TASK PROMPT: Write the listing out again, all of it, word for word.

------ THE INPUT ------

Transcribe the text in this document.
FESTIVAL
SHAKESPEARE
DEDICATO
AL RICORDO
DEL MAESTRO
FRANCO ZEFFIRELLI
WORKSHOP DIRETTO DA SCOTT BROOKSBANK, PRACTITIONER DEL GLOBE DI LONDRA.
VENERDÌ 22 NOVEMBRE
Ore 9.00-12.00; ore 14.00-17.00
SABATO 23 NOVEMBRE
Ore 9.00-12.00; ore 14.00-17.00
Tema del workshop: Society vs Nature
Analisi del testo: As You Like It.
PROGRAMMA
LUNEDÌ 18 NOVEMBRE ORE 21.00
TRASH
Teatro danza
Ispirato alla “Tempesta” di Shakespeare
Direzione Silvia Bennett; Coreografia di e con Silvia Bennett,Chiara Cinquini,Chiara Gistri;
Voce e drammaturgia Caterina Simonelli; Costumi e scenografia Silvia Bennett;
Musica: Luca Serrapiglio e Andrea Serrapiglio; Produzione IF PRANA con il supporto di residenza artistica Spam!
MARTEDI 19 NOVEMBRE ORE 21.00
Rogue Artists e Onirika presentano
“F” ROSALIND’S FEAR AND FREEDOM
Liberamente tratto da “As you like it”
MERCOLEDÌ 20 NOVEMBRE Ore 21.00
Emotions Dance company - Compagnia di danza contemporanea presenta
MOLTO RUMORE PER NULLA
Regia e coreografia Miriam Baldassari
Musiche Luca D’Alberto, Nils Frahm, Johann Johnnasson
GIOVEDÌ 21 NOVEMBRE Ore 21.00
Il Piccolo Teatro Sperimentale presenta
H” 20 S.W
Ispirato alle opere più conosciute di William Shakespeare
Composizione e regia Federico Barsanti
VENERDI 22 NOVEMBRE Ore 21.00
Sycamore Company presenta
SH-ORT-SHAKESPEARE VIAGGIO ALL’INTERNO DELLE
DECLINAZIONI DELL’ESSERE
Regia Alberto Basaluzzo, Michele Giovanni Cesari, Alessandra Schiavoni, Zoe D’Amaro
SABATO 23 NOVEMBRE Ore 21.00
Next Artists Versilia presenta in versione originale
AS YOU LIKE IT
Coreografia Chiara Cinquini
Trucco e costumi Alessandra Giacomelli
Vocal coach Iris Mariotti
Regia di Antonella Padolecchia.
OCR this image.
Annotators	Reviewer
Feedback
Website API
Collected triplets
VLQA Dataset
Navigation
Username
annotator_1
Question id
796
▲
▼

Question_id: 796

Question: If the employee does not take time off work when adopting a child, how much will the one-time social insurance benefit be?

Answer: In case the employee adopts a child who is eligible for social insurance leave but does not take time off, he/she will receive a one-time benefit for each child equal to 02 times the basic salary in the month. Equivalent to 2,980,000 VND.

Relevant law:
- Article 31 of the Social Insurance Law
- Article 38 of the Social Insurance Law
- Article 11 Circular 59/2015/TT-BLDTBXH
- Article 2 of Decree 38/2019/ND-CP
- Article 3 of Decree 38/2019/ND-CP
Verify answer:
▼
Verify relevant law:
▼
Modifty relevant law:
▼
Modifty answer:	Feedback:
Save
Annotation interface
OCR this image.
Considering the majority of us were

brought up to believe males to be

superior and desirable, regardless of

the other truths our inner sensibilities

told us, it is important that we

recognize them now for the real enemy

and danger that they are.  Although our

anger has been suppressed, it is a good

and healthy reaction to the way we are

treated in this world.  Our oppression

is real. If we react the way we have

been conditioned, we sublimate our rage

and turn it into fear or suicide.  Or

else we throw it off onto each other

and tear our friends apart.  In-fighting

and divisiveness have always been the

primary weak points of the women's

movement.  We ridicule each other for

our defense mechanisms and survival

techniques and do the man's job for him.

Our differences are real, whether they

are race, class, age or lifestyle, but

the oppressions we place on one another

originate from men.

------

EXERCISE ANSWER:
Transcribe the text in this document.
FESTIVAL
SHAKESPEARE
DEDICATO
AL RICORDO
DEL MAESTRO
FRANCO ZEFFIRELLI
WORKSHOP DIRETTO DA SCOTT BROOKSBANK, PRACTITIONER DEL GLOBE DI LONDRA.
VENERDÌ 22 NOVEMBRE
Ore 9.00-12.00; ore 14.00-17.00
SABATO 23 NOVEMBRE
Ore 9.00-12.00; ore 14.00-17.00
Tema del workshop: Society vs Nature
Analisi del testo: As You Like It.
PROGRAMMA
LUNEDÌ 18 NOVEMBRE ORE 21.00
TRASH
Teatro danza
Ispirato alla “Tempesta” di Shakespeare
Direzione Silvia Bennett; Coreografia di e con Silvia Bennett,Chiara Cinquini,Chiara Gistri;
Voce e drammaturgia Caterina Simonelli; Costumi e scenografia Silvia Bennett;
Musica: Luca Serrapiglio e Andrea Serrapiglio; Produzione IF PRANA con il supporto di residenza artistica Spam!
MARTEDI 19 NOVEMBRE ORE 21.00
Rogue Artists e Onirika presentano
“F” ROSALIND’S FEAR AND FREEDOM
Liberamente tratto da “As you like it”
MERCOLEDÌ 20 NOVEMBRE Ore 21.00
Emotions Dance company - Compagnia di danza contemporanea presenta
MOLTO RUMORE PER NULLA
Regia e coreografia Miriam Baldassari
Musiche Luca D’Alberto, Nils Frahm, Johann Johnnasson
GIOVEDÌ 21 NOVEMBRE Ore 21.00
Il Piccolo Teatro Sperimentale presenta
H” 20 S.W
Ispirato alle opere più conosciute di William Shakespeare
Composizione e regia Federico Barsanti
VENERDI 22 NOVEMBRE Ore 21.00
Sycamore Company presenta
SH-ORT-SHAKESPEARE VIAGGIO ALL’INTERNO DELLE
DECLINAZIONI DELL’ESSERE
Regia Alberto Basaluzzo, Michele Giovanni Cesari, Alessandra Schiavoni, Zoe D’Amaro
SABATO 23 NOVEMBRE Ore 21.00
Next Artists Versilia presenta in versione originale
AS YOU LIKE IT
Coreografia Chiara Cinquini
Trucco e costumi Alessandra Giacomelli
Vocal coach Iris Mariotti
Regia di Antonella Padolecchia.
OCR this image.
Annotators	Reviewer
Feedback
Website API
Collected triplets
VLQA Dataset
Navigation
Username
annotator_1
Question id
796
▲
▼

Question_id: 796

Question: If the employee does not take time off work when adopting a child, how much will the one-time social insurance benefit be?

Answer: In case the employee adopts a child who is eligible for social insurance leave but does not take time off, he/she will receive a one-time benefit for each child equal to 02 times the basic salary in the month. Equivalent to 2,980,000 VND.

Relevant law:
- Article 31 of the Social Insurance Law
- Article 38 of the Social Insurance Law
- Article 11 Circular 59/2015/TT-BLDTBXH
- Article 2 of Decree 38/2019/ND-CP
- Article 3 of Decree 38/2019/ND-CP
Verify answer:
▼
Verify relevant law:
▼
Modifty relevant law:
▼
Modifty answer:	Feedback:
Save
Annotation interface
OCR this image.
Considering the majority of us were

brought up to believe males to be

superior and desirable, regardless of

the other truths our inner sensibilities

told us, it is important that we

recognize them now for the real enemy

and danger that they are.  Although our

anger has been suppressed, it is a good

and healthy reaction to the way we are

treated in this world.  Our oppression

is real. If we react the way we have

been conditioned, we sublimate our rage

and turn it into fear or suicide.  Or

else we throw it off onto each other

and tear our friends apart.  In-fighting

and divisiveness have always been the

primary weak points of the women's

movement.  We ridicule each other for

our defense mechanisms and survival

techniques and do the man's job for him.

Our differences are real, whether they

are race, class, age or lifestyle, but

the oppressions we place on one another

originate from men.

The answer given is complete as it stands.